**Listed records:**
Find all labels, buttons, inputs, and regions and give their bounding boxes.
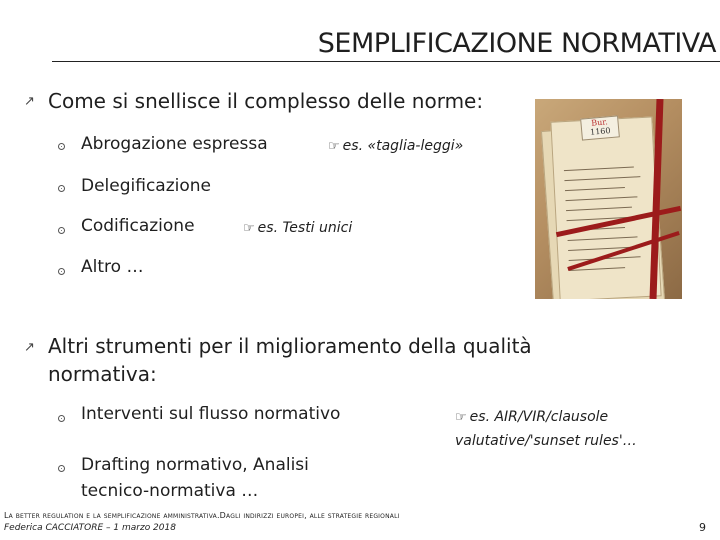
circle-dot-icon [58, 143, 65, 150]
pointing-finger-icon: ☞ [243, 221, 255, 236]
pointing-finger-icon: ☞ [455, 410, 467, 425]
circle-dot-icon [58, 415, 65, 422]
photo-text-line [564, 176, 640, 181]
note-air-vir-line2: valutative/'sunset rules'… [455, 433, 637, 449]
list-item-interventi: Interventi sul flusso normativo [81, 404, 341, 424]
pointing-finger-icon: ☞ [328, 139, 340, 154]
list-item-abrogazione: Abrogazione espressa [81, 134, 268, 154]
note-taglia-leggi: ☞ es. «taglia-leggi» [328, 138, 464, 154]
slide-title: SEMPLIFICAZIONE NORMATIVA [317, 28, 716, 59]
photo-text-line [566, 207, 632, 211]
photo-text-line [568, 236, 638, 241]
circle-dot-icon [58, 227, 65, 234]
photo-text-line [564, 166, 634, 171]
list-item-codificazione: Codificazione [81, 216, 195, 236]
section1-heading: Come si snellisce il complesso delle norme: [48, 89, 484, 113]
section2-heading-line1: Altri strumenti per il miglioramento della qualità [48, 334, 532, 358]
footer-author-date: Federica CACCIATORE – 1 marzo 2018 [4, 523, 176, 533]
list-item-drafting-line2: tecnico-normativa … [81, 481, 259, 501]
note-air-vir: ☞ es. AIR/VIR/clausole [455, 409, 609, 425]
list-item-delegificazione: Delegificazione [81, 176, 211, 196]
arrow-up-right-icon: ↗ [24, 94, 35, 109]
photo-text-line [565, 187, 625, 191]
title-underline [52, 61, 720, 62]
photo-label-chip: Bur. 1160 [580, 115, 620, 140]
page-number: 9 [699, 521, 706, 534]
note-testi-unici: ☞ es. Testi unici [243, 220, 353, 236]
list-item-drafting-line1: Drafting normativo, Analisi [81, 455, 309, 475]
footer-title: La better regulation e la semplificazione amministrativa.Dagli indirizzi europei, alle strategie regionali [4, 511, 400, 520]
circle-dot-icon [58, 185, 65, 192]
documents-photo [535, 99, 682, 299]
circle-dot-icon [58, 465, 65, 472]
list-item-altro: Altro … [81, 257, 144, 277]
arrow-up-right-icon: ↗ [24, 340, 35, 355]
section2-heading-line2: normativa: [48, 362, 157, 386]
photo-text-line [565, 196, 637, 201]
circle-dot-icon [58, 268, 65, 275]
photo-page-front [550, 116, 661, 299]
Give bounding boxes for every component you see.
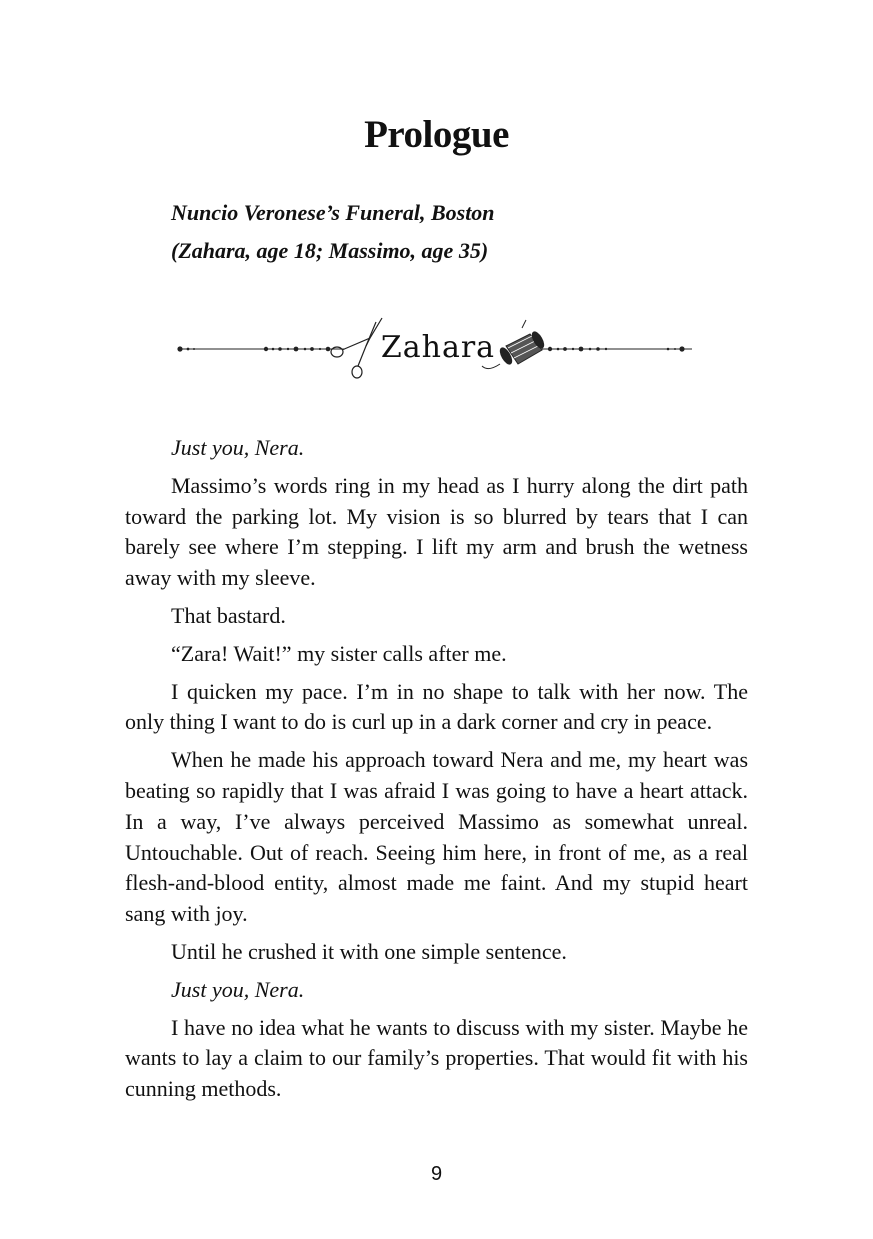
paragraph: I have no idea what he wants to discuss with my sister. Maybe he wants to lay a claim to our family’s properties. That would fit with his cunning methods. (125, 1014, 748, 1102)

**Aim of the exercise:** Reproduce all the records above, substituting "hand-pointer-icon" for every occurrence of "pointing-finger-icon" and changing nothing else. Leave the pictures out of the output.

**Final result:**
Find all labels, buttons, inputs, and regions and give their bounding boxes.
circle-dot-icon [58, 143, 65, 150]
hand-pointer-icon: ☞ [243, 221, 255, 236]
hand-pointer-icon: ☞ [455, 410, 467, 425]
circle-dot-icon [58, 415, 65, 422]
photo-text-line [564, 176, 640, 181]
note-air-vir-line2: valutative/'sunset rules'… [455, 433, 637, 449]
list-item-interventi: Interventi sul flusso normativo [81, 404, 341, 424]
hand-pointer-icon: ☞ [328, 139, 340, 154]
list-item-abrogazione: Abrogazione espressa [81, 134, 268, 154]
note-taglia-leggi: ☞ es. «taglia-leggi» [328, 138, 464, 154]
slide-title: SEMPLIFICAZIONE NORMATIVA [317, 28, 716, 59]
photo-text-line [566, 207, 632, 211]
photo-text-line [568, 236, 638, 241]
circle-dot-icon [58, 227, 65, 234]
photo-text-line [564, 166, 634, 171]
list-item-codificazione: Codificazione [81, 216, 195, 236]
section1-heading: Come si snellisce il complesso delle norme: [48, 89, 484, 113]
section2-heading-line1: Altri strumenti per il miglioramento della qualità [48, 334, 532, 358]
footer-author-date: Federica CACCIATORE – 1 marzo 2018 [4, 523, 176, 533]
list-item-drafting-line2: tecnico-normativa … [81, 481, 259, 501]
note-air-vir: ☞ es. AIR/VIR/clausole [455, 409, 609, 425]
list-item-delegificazione: Delegificazione [81, 176, 211, 196]
arrow-up-right-icon: ↗ [24, 94, 35, 109]
photo-text-line [565, 187, 625, 191]
title-underline [52, 61, 720, 62]
photo-label-chip: Bur. 1160 [580, 115, 620, 140]
page-number: 9 [699, 521, 706, 534]
note-testi-unici: ☞ es. Testi unici [243, 220, 353, 236]
list-item-drafting-line1: Drafting normativo, Analisi [81, 455, 309, 475]
footer-title: La better regulation e la semplificazione amministrativa.Dagli indirizzi europei, alle strategie regionali [4, 511, 400, 520]
circle-dot-icon [58, 185, 65, 192]
documents-photo [535, 99, 682, 299]
circle-dot-icon [58, 465, 65, 472]
list-item-altro: Altro … [81, 257, 144, 277]
arrow-up-right-icon: ↗ [24, 340, 35, 355]
section2-heading-line2: normativa: [48, 362, 157, 386]
photo-text-line [565, 196, 637, 201]
circle-dot-icon [58, 268, 65, 275]
photo-page-front [550, 116, 661, 299]
Give bounding boxes for every component you see.
paragraph: I have no idea what he wants to discuss with my sister. Maybe he wants to lay a claim to our family’s properties. That would fit with his cunning methods. (125, 1014, 748, 1102)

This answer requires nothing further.